* DIRECTIVE
Figure out how many lines of the material below contain the word "series". Answer with the number only.
───── DATA EXCERPTS
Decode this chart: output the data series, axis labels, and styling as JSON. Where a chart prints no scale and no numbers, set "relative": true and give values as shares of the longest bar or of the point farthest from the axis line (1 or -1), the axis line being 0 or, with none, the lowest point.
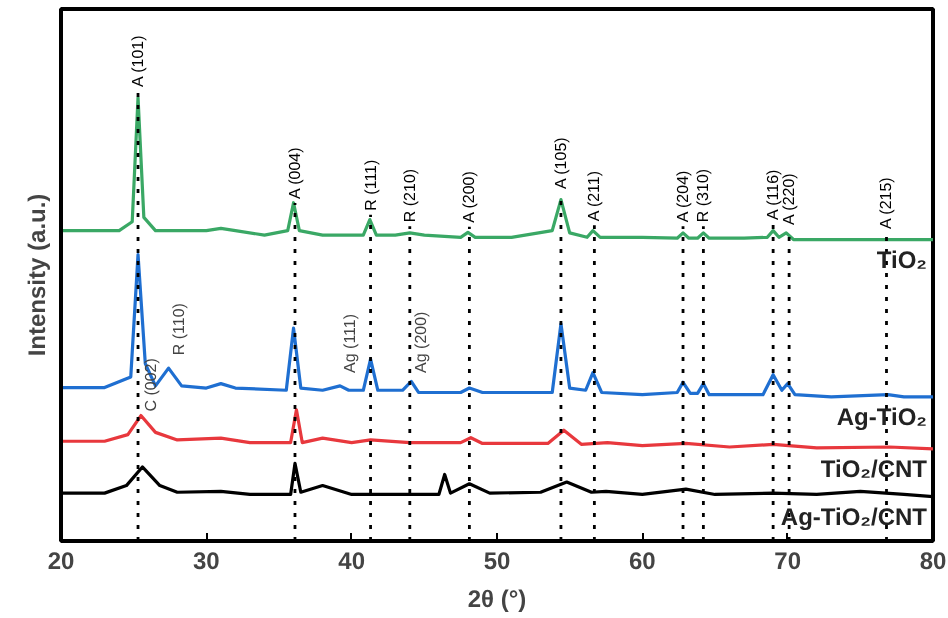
{
  "chart_data": {
    "type": "line",
    "relative": true,
    "xlabel": "2θ (°)",
    "ylabel": "Intensity (a.u.)",
    "xlim": [
      20,
      80
    ],
    "xticks": [
      20,
      30,
      40,
      50,
      60,
      70,
      80
    ],
    "grid": false,
    "series": [
      {
        "name": "TiO₂",
        "color": "#3aa865",
        "x": [
          20,
          22,
          24,
          24.9,
          25.3,
          25.7,
          26.5,
          28,
          30,
          31,
          32,
          34,
          35.6,
          36.0,
          36.4,
          38,
          39.5,
          40.8,
          41.25,
          41.7,
          43,
          44.0,
          45,
          47.5,
          48.0,
          48.5,
          51,
          53.8,
          54.4,
          55,
          56.2,
          56.6,
          57.1,
          60,
          62.4,
          62.8,
          63.2,
          63.8,
          64.2,
          64.6,
          67,
          68.6,
          69.0,
          69.4,
          69.9,
          70.4,
          73,
          76.8,
          78,
          80
        ],
        "values": [
          0.7,
          0.7,
          0.7,
          0.72,
          1.0,
          0.73,
          0.7,
          0.7,
          0.7,
          0.705,
          0.7,
          0.69,
          0.7,
          0.763,
          0.7,
          0.69,
          0.69,
          0.69,
          0.725,
          0.69,
          0.69,
          0.695,
          0.69,
          0.685,
          0.696,
          0.685,
          0.685,
          0.7,
          0.77,
          0.695,
          0.685,
          0.7,
          0.685,
          0.685,
          0.683,
          0.695,
          0.683,
          0.683,
          0.695,
          0.683,
          0.683,
          0.685,
          0.7,
          0.685,
          0.695,
          0.68,
          0.68,
          0.68,
          0.68,
          0.68
        ]
      },
      {
        "name": "Ag-TiO₂",
        "color": "#1f6fd1",
        "x": [
          20,
          23,
          24.8,
          25.3,
          25.8,
          26.5,
          27.4,
          28.3,
          30,
          31,
          32,
          35.5,
          36.0,
          36.5,
          38,
          39.2,
          39.8,
          40.8,
          41.3,
          41.8,
          43.5,
          44.1,
          44.6,
          47.5,
          48.1,
          49,
          53.8,
          54.4,
          55,
          56.1,
          56.6,
          57.2,
          60,
          62.4,
          62.8,
          63.3,
          63.8,
          64.2,
          64.6,
          68.3,
          69.0,
          69.6,
          70.0,
          70.5,
          73,
          76.9,
          78,
          80
        ],
        "values": [
          0.346,
          0.346,
          0.37,
          0.646,
          0.4,
          0.35,
          0.39,
          0.35,
          0.345,
          0.355,
          0.345,
          0.34,
          0.48,
          0.345,
          0.34,
          0.35,
          0.34,
          0.34,
          0.41,
          0.34,
          0.34,
          0.36,
          0.335,
          0.335,
          0.345,
          0.335,
          0.335,
          0.49,
          0.345,
          0.34,
          0.38,
          0.335,
          0.33,
          0.335,
          0.358,
          0.333,
          0.333,
          0.355,
          0.33,
          0.33,
          0.375,
          0.34,
          0.355,
          0.33,
          0.325,
          0.33,
          0.325,
          0.325
        ]
      },
      {
        "name": "TiO₂/CNT",
        "color": "#e8383d",
        "x": [
          20,
          23,
          24.6,
          25.5,
          26.5,
          28,
          31,
          33,
          35.8,
          36.2,
          36.6,
          38,
          40,
          41.3,
          44,
          47.5,
          48.2,
          49,
          53.5,
          54.6,
          55.8,
          57.6,
          60,
          63,
          66,
          69,
          72,
          77,
          80
        ],
        "values": [
          0.225,
          0.225,
          0.24,
          0.283,
          0.245,
          0.228,
          0.232,
          0.222,
          0.222,
          0.296,
          0.222,
          0.232,
          0.222,
          0.228,
          0.222,
          0.222,
          0.233,
          0.22,
          0.22,
          0.25,
          0.218,
          0.222,
          0.215,
          0.22,
          0.212,
          0.218,
          0.21,
          0.212,
          0.208
        ]
      },
      {
        "name": "Ag-TiO₂/CNT",
        "color": "#000000",
        "x": [
          20,
          23,
          24.5,
          25.6,
          26.8,
          28,
          31,
          33,
          35.8,
          36.1,
          36.5,
          38,
          40,
          44,
          46.0,
          46.4,
          46.8,
          48.1,
          49.5,
          53,
          54.8,
          56.5,
          57.5,
          60,
          63,
          65,
          69,
          72,
          75,
          78,
          80
        ],
        "values": [
          0.108,
          0.108,
          0.125,
          0.167,
          0.125,
          0.11,
          0.112,
          0.105,
          0.105,
          0.175,
          0.11,
          0.125,
          0.105,
          0.105,
          0.105,
          0.15,
          0.108,
          0.129,
          0.108,
          0.11,
          0.133,
          0.11,
          0.112,
          0.105,
          0.117,
          0.105,
          0.108,
          0.105,
          0.112,
          0.105,
          0.1
        ]
      }
    ],
    "ref_lines": [
      {
        "axis": "x",
        "value": 25.3,
        "label": "A (101)",
        "line_style": "dotted"
      },
      {
        "axis": "x",
        "value": 36.1,
        "label": "A (004)",
        "line_style": "dotted"
      },
      {
        "axis": "x",
        "value": 41.3,
        "label": "R (111)",
        "line_style": "dotted"
      },
      {
        "axis": "x",
        "value": 44.0,
        "label": "R (210)",
        "line_style": "dotted"
      },
      {
        "axis": "x",
        "value": 48.1,
        "label": "A (200)",
        "line_style": "dotted"
      },
      {
        "axis": "x",
        "value": 54.4,
        "label": "A (105)",
        "line_style": "dotted"
      },
      {
        "axis": "x",
        "value": 56.7,
        "label": "A (211)",
        "line_style": "dotted"
      },
      {
        "axis": "x",
        "value": 62.8,
        "label": "A (204)",
        "line_style": "dotted"
      },
      {
        "axis": "x",
        "value": 64.2,
        "label": "R (310)",
        "line_style": "dotted"
      },
      {
        "axis": "x",
        "value": 69.0,
        "label": "A (116)",
        "line_style": "dotted"
      },
      {
        "axis": "x",
        "value": 70.1,
        "label": "A (220)",
        "line_style": "dotted"
      },
      {
        "axis": "x",
        "value": 76.8,
        "label": "A (215)",
        "line_style": "dotted"
      }
    ],
    "annotations": [
      {
        "text": "R (110)",
        "x": 27.4,
        "y": 0.41
      },
      {
        "text": "C (002)",
        "x": 25.5,
        "y": 0.283
      },
      {
        "text": "Ag (111)",
        "x": 39.2,
        "y": 0.37
      },
      {
        "text": "Ag (200)",
        "x": 44.1,
        "y": 0.37
      }
    ]
  }
}
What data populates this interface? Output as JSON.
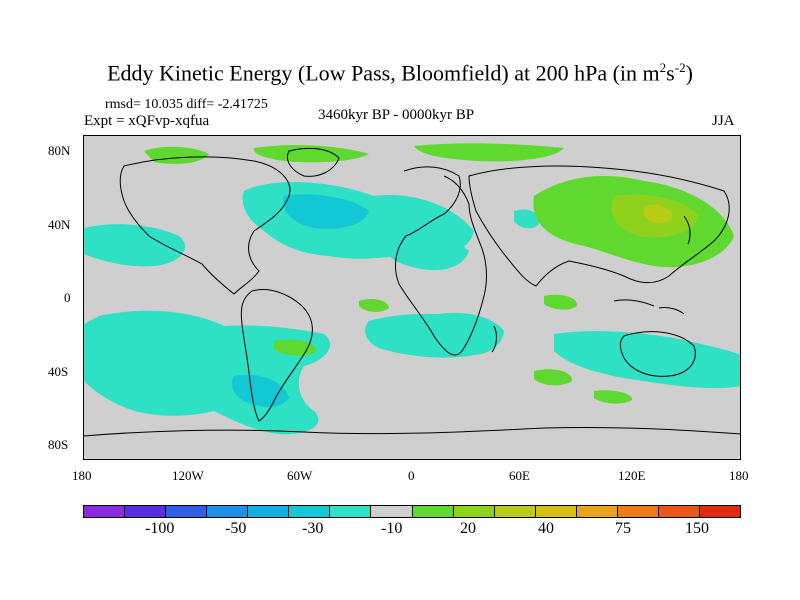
{
  "title": {
    "main": "Eddy Kinetic Energy (Low Pass, Bloomfield) at 200 hPa (in m",
    "exp1": "2",
    "mid": "s",
    "exp2": "-2",
    "close": ")"
  },
  "stats": {
    "line": "rmsd= 10.035 diff= -2.41725"
  },
  "experiment": "Expt = xQFvp-xqfua",
  "period": "3460kyr BP - 0000kyr BP",
  "season": "JJA",
  "y_axis": {
    "labels": [
      "80N",
      "40N",
      "0",
      "40S",
      "80S"
    ],
    "values": [
      80,
      40,
      0,
      -40,
      -80
    ]
  },
  "x_axis": {
    "labels": [
      "180",
      "120W",
      "60W",
      "0",
      "60E",
      "120E",
      "180"
    ],
    "values": [
      -180,
      -120,
      -60,
      0,
      60,
      120,
      180
    ]
  },
  "colorbar": {
    "colors": [
      "#8a2be2",
      "#5a2ee0",
      "#2f5fe6",
      "#1e90e8",
      "#12aee0",
      "#13c8d4",
      "#2ee0c4",
      "#cfcfcf",
      "#5fd82f",
      "#8ed21e",
      "#b8cc16",
      "#d7c00e",
      "#e8a31a",
      "#ec7d1a",
      "#ea561a",
      "#e02a10"
    ],
    "labels": [
      "-100",
      "-50",
      "-30",
      "-10",
      "20",
      "40",
      "75",
      "150"
    ]
  },
  "palette": {
    "neg_light": "#2ee0c4",
    "neg_mid": "#13c8d4",
    "pos_light": "#5fd82f",
    "pos_mid": "#8ed21e",
    "pos_high": "#b8cc16",
    "neutral": "#cfcfcf"
  }
}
──────────
* ANSWER TO THIS TASK
2